** Begin Listing **
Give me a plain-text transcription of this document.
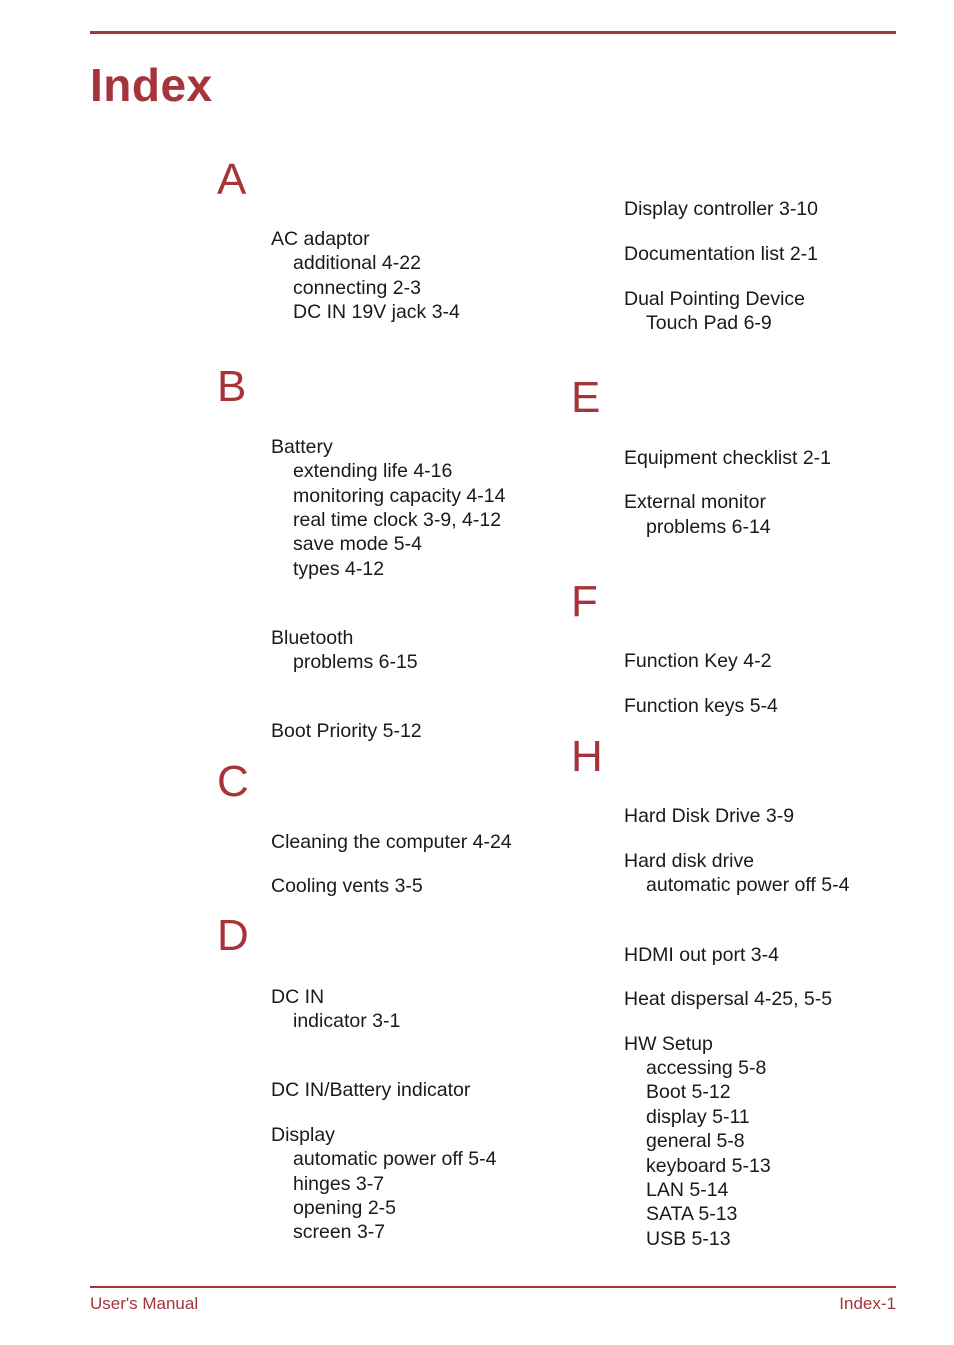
Index
A
AC adaptor
additional 4-22
connecting 2-3
DC IN 19V jack 3-4
B
Battery
extending life 4-16
monitoring capacity 4-14
real time clock 3-9, 4-12
save mode 5-4
types 4-12
Bluetooth
problems 6-15
Boot Priority 5-12
C
Cleaning the computer 4-24
Cooling vents 3-5
D
DC IN
indicator 3-1
DC IN/Battery indicator
Display
automatic power off 5-4
hinges 3-7
opening 2-5
screen 3-7
Display controller 3-10
Documentation list 2-1
Dual Pointing Device
Touch Pad 6-9
E
Equipment checklist 2-1
External monitor
problems 6-14
F
Function Key 4-2
Function keys 5-4
H
Hard Disk Drive 3-9
Hard disk drive
automatic power off 5-4
HDMI out port 3-4
Heat dispersal 4-25, 5-5
HW Setup
accessing 5-8
Boot 5-12
display 5-11
general 5-8
keyboard 5-13
LAN 5-14
SATA 5-13
USB 5-13
User's Manual	Index-1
** End Listing **
- **Exercise aim**: Each entry gets copied exactly; the pictures stay out.

- **Reply to the task**:
Give me a plain-text transcription of this document.
Index
A
AC adaptor
additional 4-22
connecting 2-3
DC IN 19V jack 3-4
B
Battery
extending life 4-16
monitoring capacity 4-14
real time clock 3-9, 4-12
save mode 5-4
types 4-12
Bluetooth
problems 6-15
Boot Priority 5-12
C
Cleaning the computer 4-24
Cooling vents 3-5
D
DC IN
indicator 3-1
DC IN/Battery indicator
Display
automatic power off 5-4
hinges 3-7
opening 2-5
screen 3-7
Display controller 3-10
Documentation list 2-1
Dual Pointing Device
Touch Pad 6-9
E
Equipment checklist 2-1
External monitor
problems 6-14
F
Function Key 4-2
Function keys 5-4
H
Hard Disk Drive 3-9
Hard disk drive
automatic power off 5-4
HDMI out port 3-4
Heat dispersal 4-25, 5-5
HW Setup
accessing 5-8
Boot 5-12
display 5-11
general 5-8
keyboard 5-13
LAN 5-14
SATA 5-13
USB 5-13
User's Manual	Index-1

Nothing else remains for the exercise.